-- Begin SOURCE PASSAGE --

I think I will now shoot a short video right here in front of the Uxi Duxi (even though I just told Bobby: "I'll see you in about an hour" and video "projects" can run more like six of them) and then will quickly (because it's short) upload it to Youtube and then turn around and embed it back in this blog; how exciting does that sound.

So, if you are reading this and there isn't a video, then I am working on the video and it will appear here shortly...

I woke up at 1:30 PM, Saturday afternoon, and started to feel a sinking feeling in the pit of my stomach.

My Takamine guitar had one tuning machine on it, that I had "Jerry-rigged*" months earlier, winding the string in the opposite of the intended direction so that I could tighten the string up to pitch.

It had worked, and I had gone right back to busking with it, knowing that the day was coming when the temporary fix would fail. That day was April 20th, 2018.

After seeing if Jerry had any more ideas up his sleeve, I turned my attention to my "back up guitar," which is an Oscar Schmidt brand, made by Washburn, which was given to me by Tim, my caseworker, probably about 3 years ago now.
I was able to put the six new strings on it that I was in the process of putting on the Takamine, and to tune it up.

I went out to busk with it.

I found that the intonation on it was terrrible, probably due to the extra high nut piece that someone had installed on it, perhaps so they could play slide guitar on it, a style that is not dependent upon where the frets are located and if they are properly intoned.

The extra high plastic nut piece, I would have filed down to a more normal height, but it was hollow, making this an "iffy" gambit. And, I never got around to trying to find a suitable nut piece which might make the thing a decent instrument.

I had thought about giving it to David the Waterjug player, as the thing is pretty heavily constructed, so that it is literally a heavy guitar.

This is probably because Oscar used a more inexpensive wood than the types that can be shaved down more, like the spruce or maple hardtops that fetch higher prices. This was a 129 dollar guitar back in 1978, which was around when it was made. That was the kind of money required to buy an entry-level, beginner's instrument that wouldn't be such a piece of crap as to discourage the new student from continuing to learn.

It was probably the installation of the extra high nut piece that had led someone to determine that the whole guitar was unplayable and to give it to Tim, my caseworker.

He fulfilled one of his requirements as my caseworker by giving it to me, with the peace of mind that it brought to me from knowing that I had a back-up instrument, so I could go out to busk with a "go ahead and grab my guitar from me and smash it in the road, I have another one," attitude.

Well, I played the thing.

20 seconds in, it was like: "Houston, we have a problem" as, the strings that were tuned electronically when open, became "way out" when I fretted notes.
I switched to a song that leaned heavily upon open stringed chords and was able to get a dollar thrown to me.

I could see tourists hesitating, as I must have appeared to be playing the hell out of things, and then stepping within range of the horrendous chords that the guitar was churning out, and maybe just throwing the dollar in appreciation of my "effort."

Jerry wasn't finished, though.

I then tuned the guitar to one chord (a G7) finding that the fretted notes were about 20% sharp on the meter, and had to be lowered accordingly.

I then wailed over that one chord on the harmonica until someone threw me a 5 dollar bill, at which point, I felt that I had proven to myself that I could make money with a piece of crap guitar and decided to end the experiment there.

-- End SOURCE PASSAGE --

- _DIRECTIONS_
Please copy the guitar post word for word, starting with "This is probably" and going on through "Tim, my caseworker.". Rely on the guitar post alone.

-- Begin EXTRACTED DATA --

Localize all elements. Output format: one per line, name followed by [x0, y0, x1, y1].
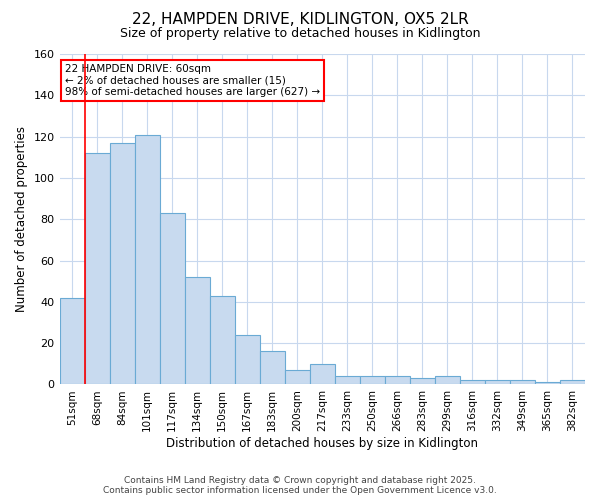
Bar: [560, 380, 585, 384]
Bar: [134, 134, 160, 384]
Bar: [235, 335, 260, 384]
Bar: [535, 382, 560, 384]
Bar: [385, 376, 410, 384]
Bar: [460, 380, 485, 384]
Bar: [260, 352, 285, 384]
Bar: [310, 364, 335, 384]
Bar: [209, 296, 235, 384]
Text: 22, HAMPDEN DRIVE, KIDLINGTON, OX5 2LR: 22, HAMPDEN DRIVE, KIDLINGTON, OX5 2LR: [131, 12, 469, 28]
Text: Size of property relative to detached houses in Kidlington: Size of property relative to detached ho…: [120, 28, 480, 40]
Bar: [59, 298, 85, 384]
Bar: [335, 376, 360, 384]
Bar: [510, 380, 535, 384]
Bar: [110, 143, 134, 384]
Bar: [410, 378, 435, 384]
Bar: [85, 153, 110, 384]
Y-axis label: Number of detached properties: Number of detached properties: [15, 126, 28, 312]
Bar: [285, 370, 310, 384]
Bar: [485, 380, 510, 384]
Text: Contains HM Land Registry data © Crown copyright and database right 2025.
Contai: Contains HM Land Registry data © Crown c…: [103, 476, 497, 495]
Bar: [160, 213, 185, 384]
Bar: [435, 376, 460, 384]
X-axis label: Distribution of detached houses by size in Kidlington: Distribution of detached houses by size …: [166, 437, 478, 450]
Text: 22 HAMPDEN DRIVE: 60sqm
← 2% of detached houses are smaller (15)
98% of semi-det: 22 HAMPDEN DRIVE: 60sqm ← 2% of detached…: [65, 64, 320, 97]
Bar: [185, 277, 209, 384]
Bar: [360, 376, 385, 384]
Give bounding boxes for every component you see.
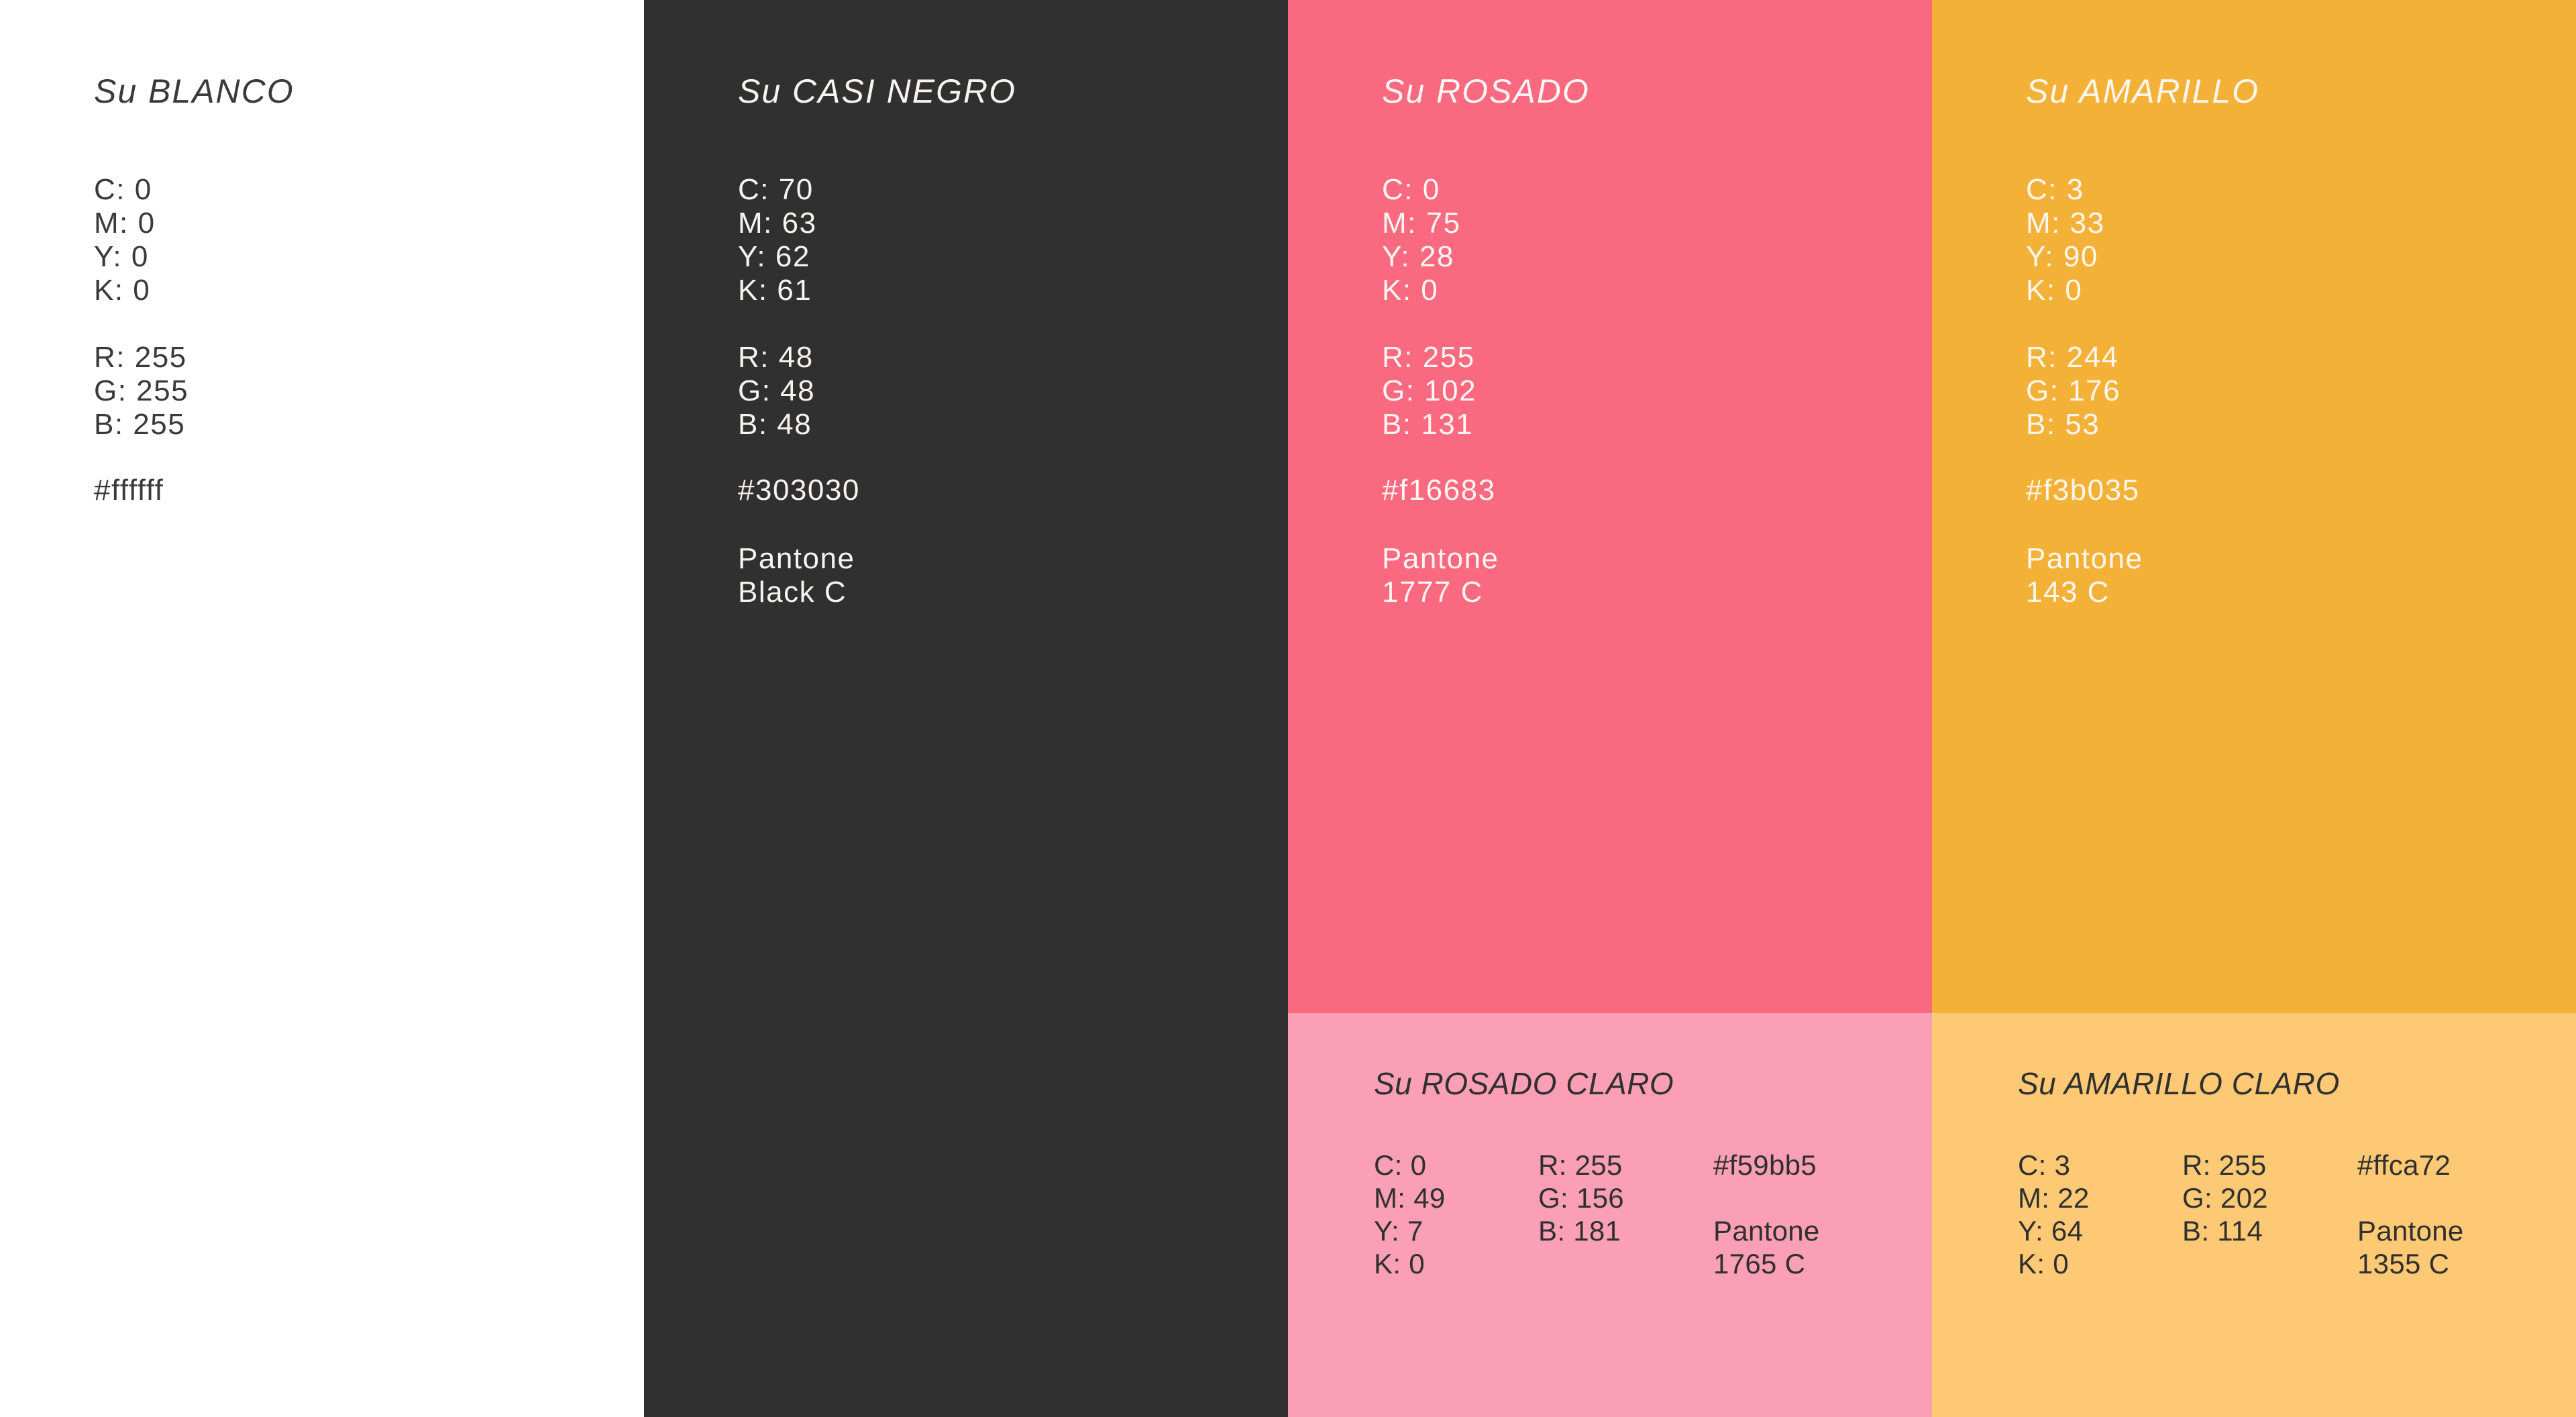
- rgb-values: R: 244 G: 176 B: 53: [2026, 341, 2542, 441]
- pantone-label: Pantone: [2357, 1215, 2464, 1247]
- hex-pantone-values: #ffca72 Pantone 1355 C: [2357, 1149, 2556, 1280]
- cmyk-values: C: 3 M: 33 Y: 90 K: 0: [2026, 173, 2542, 307]
- pantone-value: Pantone 143 C: [2026, 542, 2542, 609]
- cmyk-values: C: 0 M: 0 Y: 0 K: 0: [94, 173, 610, 307]
- cmyk-values: C: 0 M: 49 Y: 7 K: 0: [1374, 1149, 1538, 1280]
- rgb-g: G: 255: [94, 374, 189, 407]
- cmyk-c: C: 0: [1382, 173, 1440, 206]
- rgb-values: R: 255 G: 156 B: 181: [1538, 1149, 1713, 1280]
- swatch-title: Su ROSADO CLARO: [1374, 1066, 1674, 1101]
- rgb-g: G: 176: [2026, 374, 2121, 407]
- rgb-b: B: 181: [1538, 1215, 1621, 1247]
- pantone-label: Pantone: [1713, 1215, 1820, 1247]
- rgb-b: B: 131: [1382, 408, 1474, 441]
- hex-value: #ffffff: [94, 474, 164, 507]
- rgb-r: R: 255: [1538, 1149, 1623, 1181]
- pantone-value: Pantone 1765 C: [1713, 1214, 1912, 1280]
- hex-value: #f16683: [1382, 474, 1496, 507]
- cmyk-y: Y: 0: [94, 240, 149, 273]
- pantone-code: 1777 C: [1382, 576, 1483, 609]
- cmyk-m: M: 63: [738, 207, 817, 240]
- swatch-blanco: Su BLANCO C: 0 M: 0 Y: 0 K: 0 R: 255 G: …: [0, 0, 644, 1417]
- swatch-blanco-content: Su BLANCO C: 0 M: 0 Y: 0 K: 0 R: 255 G: …: [0, 0, 644, 507]
- rgb-r: R: 255: [2182, 1149, 2267, 1181]
- cmyk-y: Y: 7: [1374, 1215, 1424, 1247]
- cmyk-c: C: 3: [2026, 173, 2084, 206]
- pantone-code: 1765 C: [1713, 1248, 1806, 1279]
- cmyk-y: Y: 64: [2018, 1215, 2084, 1247]
- pantone-code: 143 C: [2026, 576, 2110, 609]
- cmyk-y: Y: 62: [738, 240, 810, 273]
- cmyk-k: K: 61: [738, 274, 812, 307]
- hex-value: #f3b035: [2026, 474, 2140, 507]
- swatch-spec-columns: C: 3 M: 22 Y: 64 K: 0 R: 255 G: 202 B: 1…: [2018, 1149, 2556, 1280]
- swatch-title: Su AMARILLO: [2026, 72, 2260, 110]
- swatch-rosado-content: Su ROSADO C: 0 M: 75 Y: 28 K: 0 R: 255 G…: [1288, 0, 1932, 609]
- rgb-g: G: 102: [1382, 374, 1477, 407]
- cmyk-k: K: 0: [2018, 1248, 2069, 1279]
- cmyk-m: M: 75: [1382, 207, 1461, 240]
- pantone-code: 1355 C: [2357, 1248, 2450, 1279]
- swatch-rosado-claro: Su ROSADO CLARO C: 0 M: 49 Y: 7 K: 0 R: …: [1288, 1013, 1932, 1417]
- hex-pantone-values: #f59bb5 Pantone 1765 C: [1713, 1149, 1912, 1280]
- swatch-spec-columns: C: 0 M: 49 Y: 7 K: 0 R: 255 G: 156 B: 18…: [1374, 1149, 1912, 1280]
- pantone-value: Pantone Black C: [738, 542, 1254, 609]
- cmyk-y: Y: 28: [1382, 240, 1454, 273]
- rgb-values: R: 255 G: 255 B: 255: [94, 341, 610, 441]
- cmyk-m: M: 22: [2018, 1182, 2090, 1214]
- cmyk-m: M: 0: [94, 207, 156, 240]
- hex-value: #303030: [738, 474, 860, 507]
- rgb-g: G: 48: [738, 374, 816, 407]
- rgb-values: R: 255 G: 102 B: 131: [1382, 341, 1898, 441]
- rgb-b: B: 114: [2182, 1215, 2263, 1247]
- cmyk-c: C: 70: [738, 173, 814, 206]
- cmyk-c: C: 3: [2018, 1149, 2071, 1181]
- cmyk-values: C: 70 M: 63 Y: 62 K: 61: [738, 173, 1254, 307]
- swatch-title: Su BLANCO: [94, 72, 294, 110]
- swatch-amarillo-content: Su AMARILLO C: 3 M: 33 Y: 90 K: 0 R: 244…: [1932, 0, 2576, 609]
- hex-value: #ffca72: [2357, 1149, 2451, 1181]
- cmyk-k: K: 0: [1374, 1248, 1425, 1279]
- pantone-label: Pantone: [2026, 542, 2143, 575]
- cmyk-y: Y: 90: [2026, 240, 2098, 273]
- cmyk-k: K: 0: [2026, 274, 2083, 307]
- hex-value: #f59bb5: [1713, 1149, 1817, 1181]
- cmyk-m: M: 33: [2026, 207, 2105, 240]
- rgb-r: R: 244: [2026, 341, 2119, 374]
- cmyk-k: K: 0: [1382, 274, 1439, 307]
- cmyk-c: C: 0: [94, 173, 152, 206]
- rgb-r: R: 255: [1382, 341, 1475, 374]
- cmyk-values: C: 3 M: 22 Y: 64 K: 0: [2018, 1149, 2182, 1280]
- pantone-label: Pantone: [738, 542, 855, 575]
- swatch-title: Su CASI NEGRO: [738, 72, 1016, 110]
- swatch-rosado-claro-content: Su ROSADO CLARO C: 0 M: 49 Y: 7 K: 0 R: …: [1288, 1013, 1932, 1280]
- rgb-g: G: 202: [2182, 1182, 2268, 1214]
- rgb-b: B: 53: [2026, 408, 2100, 441]
- rgb-values: R: 48 G: 48 B: 48: [738, 341, 1254, 441]
- cmyk-values: C: 0 M: 75 Y: 28 K: 0: [1382, 173, 1898, 307]
- cmyk-k: K: 0: [94, 274, 151, 307]
- rgb-b: B: 48: [738, 408, 812, 441]
- swatch-amarillo-claro-content: Su AMARILLO CLARO C: 3 M: 22 Y: 64 K: 0 …: [1932, 1013, 2576, 1280]
- swatch-amarillo-claro: Su AMARILLO CLARO C: 3 M: 22 Y: 64 K: 0 …: [1932, 1013, 2576, 1417]
- swatch-casi-negro: Su CASI NEGRO C: 70 M: 63 Y: 62 K: 61 R:…: [644, 0, 1288, 1417]
- pantone-value: Pantone 1777 C: [1382, 542, 1898, 609]
- rgb-b: B: 255: [94, 408, 186, 441]
- swatch-title: Su AMARILLO CLARO: [2018, 1066, 2340, 1101]
- swatch-casi-negro-content: Su CASI NEGRO C: 70 M: 63 Y: 62 K: 61 R:…: [644, 0, 1288, 609]
- pantone-code: Black C: [738, 576, 847, 609]
- cmyk-c: C: 0: [1374, 1149, 1427, 1181]
- cmyk-m: M: 49: [1374, 1182, 1446, 1214]
- swatch-title: Su ROSADO: [1382, 72, 1590, 110]
- rgb-r: R: 48: [738, 341, 814, 374]
- pantone-value: Pantone 1355 C: [2357, 1214, 2556, 1280]
- rgb-g: G: 156: [1538, 1182, 1624, 1214]
- rgb-values: R: 255 G: 202 B: 114: [2182, 1149, 2357, 1280]
- swatch-amarillo: Su AMARILLO C: 3 M: 33 Y: 90 K: 0 R: 244…: [1932, 0, 2576, 1013]
- pantone-label: Pantone: [1382, 542, 1499, 575]
- rgb-r: R: 255: [94, 341, 187, 374]
- swatch-rosado: Su ROSADO C: 0 M: 75 Y: 28 K: 0 R: 255 G…: [1288, 0, 1932, 1013]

-- End EXTRACTED DATA --

- _SOLUTION FOR THIS EXERCISE_
This is probably because Oscar used a more inexpensive wood than the types that can be shaved down more, like the spruce or maple hardtops that fetch higher prices. This was a 129 dollar guitar back in 1978, which was around when it was made. That was the kind of money required to buy an entry-level, beginner's instrument that wouldn't be such a piece of crap as to discourage the new student from continuing to learn.

It was probably the installation of the extra high nut piece that had led someone to determine that the whole guitar was unplayable and to give it to Tim, my caseworker.